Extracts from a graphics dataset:
* Begin *

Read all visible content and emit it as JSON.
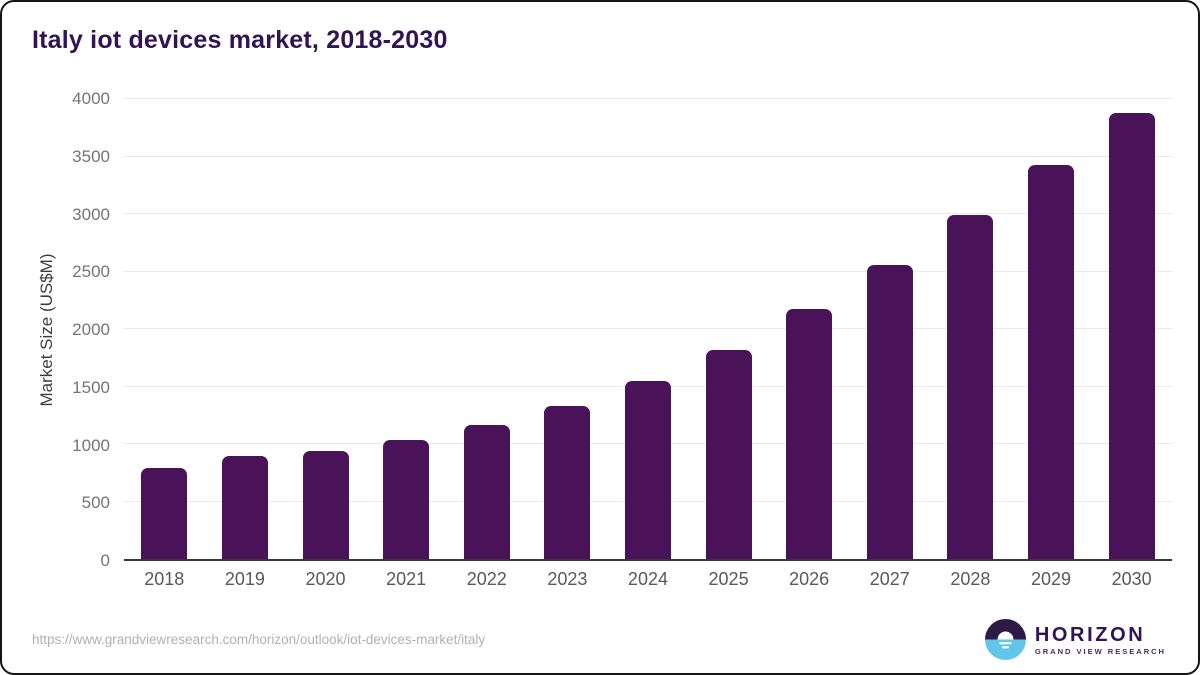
{
  "title": "Italy iot devices market, 2018-2030",
  "chart_data": {
    "type": "bar",
    "title": "Italy iot devices market, 2018-2030",
    "categories": [
      "2018",
      "2019",
      "2020",
      "2021",
      "2022",
      "2023",
      "2024",
      "2025",
      "2026",
      "2027",
      "2028",
      "2029",
      "2030"
    ],
    "values": [
      795,
      900,
      935,
      1035,
      1165,
      1330,
      1545,
      1820,
      2175,
      2560,
      2990,
      3430,
      3880
    ],
    "xlabel": "",
    "ylabel": "Market Size (US$M)",
    "ylim": [
      0,
      4000
    ],
    "yticks": [
      0,
      500,
      1000,
      1500,
      2000,
      2500,
      3000,
      3500,
      4000
    ],
    "grid": "horizontal",
    "legend": "none",
    "bar_color": "#4a1259"
  },
  "colors": {
    "accent_purple": "#4a1259",
    "title_purple": "#321353",
    "logo_blue": "#62c5ea",
    "logo_dark_purple": "#2e1a47",
    "gridline": "#e9e9e9",
    "axis_line": "#383838"
  },
  "footer": {
    "source_url": "https://www.grandviewresearch.com/horizon/outlook/iot-devices-market/italy",
    "logo": {
      "title": "HORIZON",
      "subtitle": "GRAND VIEW RESEARCH"
    }
  }
}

* End *

WORK TO DO:
Your job is to transcribe the entries above exactly; skip the pictures.

THE RESPONSE:
Read all visible content and emit it as JSON.
{
  "title": "Italy iot devices market, 2018-2030",
  "chart_data": {
    "type": "bar",
    "title": "Italy iot devices market, 2018-2030",
    "categories": [
      "2018",
      "2019",
      "2020",
      "2021",
      "2022",
      "2023",
      "2024",
      "2025",
      "2026",
      "2027",
      "2028",
      "2029",
      "2030"
    ],
    "values": [
      795,
      900,
      935,
      1035,
      1165,
      1330,
      1545,
      1820,
      2175,
      2560,
      2990,
      3430,
      3880
    ],
    "xlabel": "",
    "ylabel": "Market Size (US$M)",
    "ylim": [
      0,
      4000
    ],
    "yticks": [
      0,
      500,
      1000,
      1500,
      2000,
      2500,
      3000,
      3500,
      4000
    ],
    "grid": "horizontal",
    "legend": "none",
    "bar_color": "#4a1259"
  },
  "colors": {
    "accent_purple": "#4a1259",
    "title_purple": "#321353",
    "logo_blue": "#62c5ea",
    "logo_dark_purple": "#2e1a47",
    "gridline": "#e9e9e9",
    "axis_line": "#383838"
  },
  "footer": {
    "source_url": "https://www.grandviewresearch.com/horizon/outlook/iot-devices-market/italy",
    "logo": {
      "title": "HORIZON",
      "subtitle": "GRAND VIEW RESEARCH"
    }
  }
}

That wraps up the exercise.